What to produce:
In full and without deviation, write out the entries that follow.

--- Start of Material provided ---

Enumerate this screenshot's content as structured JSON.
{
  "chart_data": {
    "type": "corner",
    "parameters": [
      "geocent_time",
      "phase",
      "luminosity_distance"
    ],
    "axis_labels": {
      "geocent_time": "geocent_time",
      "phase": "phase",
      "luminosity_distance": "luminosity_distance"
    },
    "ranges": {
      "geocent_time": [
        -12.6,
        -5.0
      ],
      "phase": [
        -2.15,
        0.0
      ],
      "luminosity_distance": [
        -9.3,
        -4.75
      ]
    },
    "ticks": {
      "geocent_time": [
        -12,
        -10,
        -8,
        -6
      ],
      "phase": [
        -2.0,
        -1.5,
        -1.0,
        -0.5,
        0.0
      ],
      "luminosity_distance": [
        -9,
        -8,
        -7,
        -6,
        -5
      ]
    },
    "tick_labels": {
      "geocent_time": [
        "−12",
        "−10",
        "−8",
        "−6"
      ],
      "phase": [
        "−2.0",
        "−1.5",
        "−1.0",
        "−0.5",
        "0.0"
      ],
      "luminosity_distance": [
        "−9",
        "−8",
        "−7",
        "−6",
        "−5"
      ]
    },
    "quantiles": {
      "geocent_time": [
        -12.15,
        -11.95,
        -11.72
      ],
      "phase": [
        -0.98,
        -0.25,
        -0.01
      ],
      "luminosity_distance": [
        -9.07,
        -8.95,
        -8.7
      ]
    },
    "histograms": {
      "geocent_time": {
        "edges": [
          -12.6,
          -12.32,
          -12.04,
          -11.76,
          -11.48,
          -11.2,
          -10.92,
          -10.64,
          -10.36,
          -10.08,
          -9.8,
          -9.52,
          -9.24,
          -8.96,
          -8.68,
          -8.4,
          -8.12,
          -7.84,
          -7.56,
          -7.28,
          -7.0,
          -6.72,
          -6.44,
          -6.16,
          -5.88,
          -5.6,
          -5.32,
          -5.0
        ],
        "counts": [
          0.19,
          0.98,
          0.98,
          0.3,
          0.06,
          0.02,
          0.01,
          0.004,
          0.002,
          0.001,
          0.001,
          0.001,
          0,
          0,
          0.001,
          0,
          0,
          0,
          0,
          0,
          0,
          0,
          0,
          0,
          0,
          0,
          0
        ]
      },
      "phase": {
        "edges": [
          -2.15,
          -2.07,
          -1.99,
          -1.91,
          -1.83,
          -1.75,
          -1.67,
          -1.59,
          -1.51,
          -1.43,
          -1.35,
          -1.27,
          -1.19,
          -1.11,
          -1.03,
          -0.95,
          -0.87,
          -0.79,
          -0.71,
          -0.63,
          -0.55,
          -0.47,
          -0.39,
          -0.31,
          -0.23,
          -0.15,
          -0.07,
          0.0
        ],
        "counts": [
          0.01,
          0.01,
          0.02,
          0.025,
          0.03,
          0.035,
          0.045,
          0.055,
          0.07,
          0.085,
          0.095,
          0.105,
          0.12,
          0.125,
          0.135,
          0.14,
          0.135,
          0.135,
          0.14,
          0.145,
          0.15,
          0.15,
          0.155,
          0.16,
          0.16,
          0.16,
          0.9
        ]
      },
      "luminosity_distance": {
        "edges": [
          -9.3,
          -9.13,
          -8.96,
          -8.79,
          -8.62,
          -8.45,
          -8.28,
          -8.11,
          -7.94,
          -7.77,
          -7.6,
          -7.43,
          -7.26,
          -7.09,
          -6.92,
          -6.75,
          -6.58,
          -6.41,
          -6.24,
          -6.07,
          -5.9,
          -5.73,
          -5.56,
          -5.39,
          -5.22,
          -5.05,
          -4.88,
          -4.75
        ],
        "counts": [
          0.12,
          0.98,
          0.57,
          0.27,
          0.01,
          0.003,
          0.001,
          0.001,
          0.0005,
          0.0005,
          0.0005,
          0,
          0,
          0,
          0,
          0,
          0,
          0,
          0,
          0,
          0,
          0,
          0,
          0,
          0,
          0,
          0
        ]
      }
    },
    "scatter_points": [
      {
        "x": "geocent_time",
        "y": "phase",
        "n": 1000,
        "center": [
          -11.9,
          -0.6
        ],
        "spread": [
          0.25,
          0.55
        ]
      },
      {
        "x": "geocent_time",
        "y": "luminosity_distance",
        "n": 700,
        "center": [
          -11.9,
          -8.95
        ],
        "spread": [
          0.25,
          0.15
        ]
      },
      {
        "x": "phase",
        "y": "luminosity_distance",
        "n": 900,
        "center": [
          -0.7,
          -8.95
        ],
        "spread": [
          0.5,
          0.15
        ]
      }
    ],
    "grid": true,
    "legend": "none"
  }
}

--- End of Material provided ---

Result of the task:
Enumerate this screenshot's content as structured JSON.
{
  "chart_data": {
    "type": "corner",
    "parameters": [
      "geocent_time",
      "phase",
      "luminosity_distance"
    ],
    "axis_labels": {
      "geocent_time": "geocent_time",
      "phase": "phase",
      "luminosity_distance": "luminosity_distance"
    },
    "ranges": {
      "geocent_time": [
        -12.6,
        -5.0
      ],
      "phase": [
        -2.15,
        0.0
      ],
      "luminosity_distance": [
        -9.3,
        -4.75
      ]
    },
    "ticks": {
      "geocent_time": [
        -12,
        -10,
        -8,
        -6
      ],
      "phase": [
        -2.0,
        -1.5,
        -1.0,
        -0.5,
        0.0
      ],
      "luminosity_distance": [
        -9,
        -8,
        -7,
        -6,
        -5
      ]
    },
    "tick_labels": {
      "geocent_time": [
        "−12",
        "−10",
        "−8",
        "−6"
      ],
      "phase": [
        "−2.0",
        "−1.5",
        "−1.0",
        "−0.5",
        "0.0"
      ],
      "luminosity_distance": [
        "−9",
        "−8",
        "−7",
        "−6",
        "−5"
      ]
    },
    "quantiles": {
      "geocent_time": [
        -12.15,
        -11.95,
        -11.72
      ],
      "phase": [
        -0.98,
        -0.25,
        -0.01
      ],
      "luminosity_distance": [
        -9.07,
        -8.95,
        -8.7
      ]
    },
    "histograms": {
      "geocent_time": {
        "edges": [
          -12.6,
          -12.32,
          -12.04,
          -11.76,
          -11.48,
          -11.2,
          -10.92,
          -10.64,
          -10.36,
          -10.08,
          -9.8,
          -9.52,
          -9.24,
          -8.96,
          -8.68,
          -8.4,
          -8.12,
          -7.84,
          -7.56,
          -7.28,
          -7.0,
          -6.72,
          -6.44,
          -6.16,
          -5.88,
          -5.6,
          -5.32,
          -5.0
        ],
        "counts": [
          0.19,
          0.98,
          0.98,
          0.3,
          0.06,
          0.02,
          0.01,
          0.004,
          0.002,
          0.001,
          0.001,
          0.001,
          0,
          0,
          0.001,
          0,
          0,
          0,
          0,
          0,
          0,
          0,
          0,
          0,
          0,
          0,
          0
        ]
      },
      "phase": {
        "edges": [
          -2.15,
          -2.07,
          -1.99,
          -1.91,
          -1.83,
          -1.75,
          -1.67,
          -1.59,
          -1.51,
          -1.43,
          -1.35,
          -1.27,
          -1.19,
          -1.11,
          -1.03,
          -0.95,
          -0.87,
          -0.79,
          -0.71,
          -0.63,
          -0.55,
          -0.47,
          -0.39,
          -0.31,
          -0.23,
          -0.15,
          -0.07,
          0.0
        ],
        "counts": [
          0.01,
          0.01,
          0.02,
          0.025,
          0.03,
          0.035,
          0.045,
          0.055,
          0.07,
          0.085,
          0.095,
          0.105,
          0.12,
          0.125,
          0.135,
          0.14,
          0.135,
          0.135,
          0.14,
          0.145,
          0.15,
          0.15,
          0.155,
          0.16,
          0.16,
          0.16,
          0.9
        ]
      },
      "luminosity_distance": {
        "edges": [
          -9.3,
          -9.13,
          -8.96,
          -8.79,
          -8.62,
          -8.45,
          -8.28,
          -8.11,
          -7.94,
          -7.77,
          -7.6,
          -7.43,
          -7.26,
          -7.09,
          -6.92,
          -6.75,
          -6.58,
          -6.41,
          -6.24,
          -6.07,
          -5.9,
          -5.73,
          -5.56,
          -5.39,
          -5.22,
          -5.05,
          -4.88,
          -4.75
        ],
        "counts": [
          0.12,
          0.98,
          0.57,
          0.27,
          0.01,
          0.003,
          0.001,
          0.001,
          0.0005,
          0.0005,
          0.0005,
          0,
          0,
          0,
          0,
          0,
          0,
          0,
          0,
          0,
          0,
          0,
          0,
          0,
          0,
          0,
          0
        ]
      }
    },
    "scatter_points": [
      {
        "x": "geocent_time",
        "y": "phase",
        "n": 1000,
        "center": [
          -11.9,
          -0.6
        ],
        "spread": [
          0.25,
          0.55
        ]
      },
      {
        "x": "geocent_time",
        "y": "luminosity_distance",
        "n": 700,
        "center": [
          -11.9,
          -8.95
        ],
        "spread": [
          0.25,
          0.15
        ]
      },
      {
        "x": "phase",
        "y": "luminosity_distance",
        "n": 900,
        "center": [
          -0.7,
          -8.95
        ],
        "spread": [
          0.5,
          0.15
        ]
      }
    ],
    "grid": true,
    "legend": "none"
  }
}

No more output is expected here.